>> START Data

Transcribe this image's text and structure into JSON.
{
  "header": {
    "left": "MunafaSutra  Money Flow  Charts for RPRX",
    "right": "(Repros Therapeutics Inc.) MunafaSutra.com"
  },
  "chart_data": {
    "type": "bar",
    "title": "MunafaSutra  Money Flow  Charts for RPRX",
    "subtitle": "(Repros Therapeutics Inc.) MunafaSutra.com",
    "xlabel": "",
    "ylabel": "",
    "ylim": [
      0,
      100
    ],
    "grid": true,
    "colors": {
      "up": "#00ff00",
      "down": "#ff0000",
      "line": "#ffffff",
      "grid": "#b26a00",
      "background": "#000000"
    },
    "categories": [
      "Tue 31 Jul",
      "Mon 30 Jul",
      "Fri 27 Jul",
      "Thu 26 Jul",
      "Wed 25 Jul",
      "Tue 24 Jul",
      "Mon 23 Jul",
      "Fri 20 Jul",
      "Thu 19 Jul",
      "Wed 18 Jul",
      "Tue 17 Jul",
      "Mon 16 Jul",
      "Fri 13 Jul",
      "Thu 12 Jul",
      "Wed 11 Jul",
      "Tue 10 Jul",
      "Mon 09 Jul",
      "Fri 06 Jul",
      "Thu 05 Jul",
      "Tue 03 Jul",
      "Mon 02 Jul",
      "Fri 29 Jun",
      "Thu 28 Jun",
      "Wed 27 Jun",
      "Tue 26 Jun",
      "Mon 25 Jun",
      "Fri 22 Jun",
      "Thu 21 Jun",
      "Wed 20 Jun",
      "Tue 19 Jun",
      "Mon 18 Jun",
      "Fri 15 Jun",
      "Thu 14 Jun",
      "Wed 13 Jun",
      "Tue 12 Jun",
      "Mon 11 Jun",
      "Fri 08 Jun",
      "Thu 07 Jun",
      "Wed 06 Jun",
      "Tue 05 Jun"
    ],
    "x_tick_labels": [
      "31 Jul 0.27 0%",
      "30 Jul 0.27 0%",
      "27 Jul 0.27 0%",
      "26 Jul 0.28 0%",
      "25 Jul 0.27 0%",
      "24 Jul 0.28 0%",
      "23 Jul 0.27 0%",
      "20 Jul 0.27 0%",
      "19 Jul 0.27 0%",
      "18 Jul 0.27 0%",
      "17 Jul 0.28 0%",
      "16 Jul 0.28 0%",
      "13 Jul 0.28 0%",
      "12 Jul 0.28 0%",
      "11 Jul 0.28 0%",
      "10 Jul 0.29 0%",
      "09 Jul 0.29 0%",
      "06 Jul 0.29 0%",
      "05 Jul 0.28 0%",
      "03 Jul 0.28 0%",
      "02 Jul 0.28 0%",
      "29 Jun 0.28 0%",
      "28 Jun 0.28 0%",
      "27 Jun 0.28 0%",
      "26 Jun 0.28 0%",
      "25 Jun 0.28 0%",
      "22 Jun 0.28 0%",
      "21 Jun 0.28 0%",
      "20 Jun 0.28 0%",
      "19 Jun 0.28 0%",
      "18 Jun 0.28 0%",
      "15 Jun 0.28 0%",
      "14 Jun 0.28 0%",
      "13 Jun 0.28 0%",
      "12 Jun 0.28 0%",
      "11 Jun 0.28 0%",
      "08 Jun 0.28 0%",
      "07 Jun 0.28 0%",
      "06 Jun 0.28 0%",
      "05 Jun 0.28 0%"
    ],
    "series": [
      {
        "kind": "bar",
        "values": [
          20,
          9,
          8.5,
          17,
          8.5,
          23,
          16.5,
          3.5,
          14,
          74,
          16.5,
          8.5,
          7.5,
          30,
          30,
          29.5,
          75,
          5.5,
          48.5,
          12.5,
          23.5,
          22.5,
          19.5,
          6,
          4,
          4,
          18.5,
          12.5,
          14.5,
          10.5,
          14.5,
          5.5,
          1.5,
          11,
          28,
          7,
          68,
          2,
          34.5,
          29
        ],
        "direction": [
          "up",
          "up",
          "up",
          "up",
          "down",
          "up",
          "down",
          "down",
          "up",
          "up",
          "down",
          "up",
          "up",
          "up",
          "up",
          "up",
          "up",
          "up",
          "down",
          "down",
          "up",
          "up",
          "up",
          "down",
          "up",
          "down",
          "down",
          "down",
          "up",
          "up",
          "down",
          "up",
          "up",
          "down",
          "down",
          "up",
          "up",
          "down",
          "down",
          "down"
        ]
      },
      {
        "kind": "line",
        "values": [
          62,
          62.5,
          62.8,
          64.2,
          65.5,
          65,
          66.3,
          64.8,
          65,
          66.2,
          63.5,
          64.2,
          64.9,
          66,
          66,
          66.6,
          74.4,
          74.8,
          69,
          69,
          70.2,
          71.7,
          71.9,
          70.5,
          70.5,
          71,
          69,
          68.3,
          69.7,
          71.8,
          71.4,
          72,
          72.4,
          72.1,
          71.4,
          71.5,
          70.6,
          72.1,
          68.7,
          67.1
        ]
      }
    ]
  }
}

>> END Data

**What you have to do**
Reproduce each line verbatim.

**Full response**
Transcribe this image's text and structure into JSON.
{
  "header": {
    "left": "MunafaSutra  Money Flow  Charts for RPRX",
    "right": "(Repros Therapeutics Inc.) MunafaSutra.com"
  },
  "chart_data": {
    "type": "bar",
    "title": "MunafaSutra  Money Flow  Charts for RPRX",
    "subtitle": "(Repros Therapeutics Inc.) MunafaSutra.com",
    "xlabel": "",
    "ylabel": "",
    "ylim": [
      0,
      100
    ],
    "grid": true,
    "colors": {
      "up": "#00ff00",
      "down": "#ff0000",
      "line": "#ffffff",
      "grid": "#b26a00",
      "background": "#000000"
    },
    "categories": [
      "Tue 31 Jul",
      "Mon 30 Jul",
      "Fri 27 Jul",
      "Thu 26 Jul",
      "Wed 25 Jul",
      "Tue 24 Jul",
      "Mon 23 Jul",
      "Fri 20 Jul",
      "Thu 19 Jul",
      "Wed 18 Jul",
      "Tue 17 Jul",
      "Mon 16 Jul",
      "Fri 13 Jul",
      "Thu 12 Jul",
      "Wed 11 Jul",
      "Tue 10 Jul",
      "Mon 09 Jul",
      "Fri 06 Jul",
      "Thu 05 Jul",
      "Tue 03 Jul",
      "Mon 02 Jul",
      "Fri 29 Jun",
      "Thu 28 Jun",
      "Wed 27 Jun",
      "Tue 26 Jun",
      "Mon 25 Jun",
      "Fri 22 Jun",
      "Thu 21 Jun",
      "Wed 20 Jun",
      "Tue 19 Jun",
      "Mon 18 Jun",
      "Fri 15 Jun",
      "Thu 14 Jun",
      "Wed 13 Jun",
      "Tue 12 Jun",
      "Mon 11 Jun",
      "Fri 08 Jun",
      "Thu 07 Jun",
      "Wed 06 Jun",
      "Tue 05 Jun"
    ],
    "x_tick_labels": [
      "31 Jul 0.27 0%",
      "30 Jul 0.27 0%",
      "27 Jul 0.27 0%",
      "26 Jul 0.28 0%",
      "25 Jul 0.27 0%",
      "24 Jul 0.28 0%",
      "23 Jul 0.27 0%",
      "20 Jul 0.27 0%",
      "19 Jul 0.27 0%",
      "18 Jul 0.27 0%",
      "17 Jul 0.28 0%",
      "16 Jul 0.28 0%",
      "13 Jul 0.28 0%",
      "12 Jul 0.28 0%",
      "11 Jul 0.28 0%",
      "10 Jul 0.29 0%",
      "09 Jul 0.29 0%",
      "06 Jul 0.29 0%",
      "05 Jul 0.28 0%",
      "03 Jul 0.28 0%",
      "02 Jul 0.28 0%",
      "29 Jun 0.28 0%",
      "28 Jun 0.28 0%",
      "27 Jun 0.28 0%",
      "26 Jun 0.28 0%",
      "25 Jun 0.28 0%",
      "22 Jun 0.28 0%",
      "21 Jun 0.28 0%",
      "20 Jun 0.28 0%",
      "19 Jun 0.28 0%",
      "18 Jun 0.28 0%",
      "15 Jun 0.28 0%",
      "14 Jun 0.28 0%",
      "13 Jun 0.28 0%",
      "12 Jun 0.28 0%",
      "11 Jun 0.28 0%",
      "08 Jun 0.28 0%",
      "07 Jun 0.28 0%",
      "06 Jun 0.28 0%",
      "05 Jun 0.28 0%"
    ],
    "series": [
      {
        "kind": "bar",
        "values": [
          20,
          9,
          8.5,
          17,
          8.5,
          23,
          16.5,
          3.5,
          14,
          74,
          16.5,
          8.5,
          7.5,
          30,
          30,
          29.5,
          75,
          5.5,
          48.5,
          12.5,
          23.5,
          22.5,
          19.5,
          6,
          4,
          4,
          18.5,
          12.5,
          14.5,
          10.5,
          14.5,
          5.5,
          1.5,
          11,
          28,
          7,
          68,
          2,
          34.5,
          29
        ],
        "direction": [
          "up",
          "up",
          "up",
          "up",
          "down",
          "up",
          "down",
          "down",
          "up",
          "up",
          "down",
          "up",
          "up",
          "up",
          "up",
          "up",
          "up",
          "up",
          "down",
          "down",
          "up",
          "up",
          "up",
          "down",
          "up",
          "down",
          "down",
          "down",
          "up",
          "up",
          "down",
          "up",
          "up",
          "down",
          "down",
          "up",
          "up",
          "down",
          "down",
          "down"
        ]
      },
      {
        "kind": "line",
        "values": [
          62,
          62.5,
          62.8,
          64.2,
          65.5,
          65,
          66.3,
          64.8,
          65,
          66.2,
          63.5,
          64.2,
          64.9,
          66,
          66,
          66.6,
          74.4,
          74.8,
          69,
          69,
          70.2,
          71.7,
          71.9,
          70.5,
          70.5,
          71,
          69,
          68.3,
          69.7,
          71.8,
          71.4,
          72,
          72.4,
          72.1,
          71.4,
          71.5,
          70.6,
          72.1,
          68.7,
          67.1
        ]
      }
    ]
  }
}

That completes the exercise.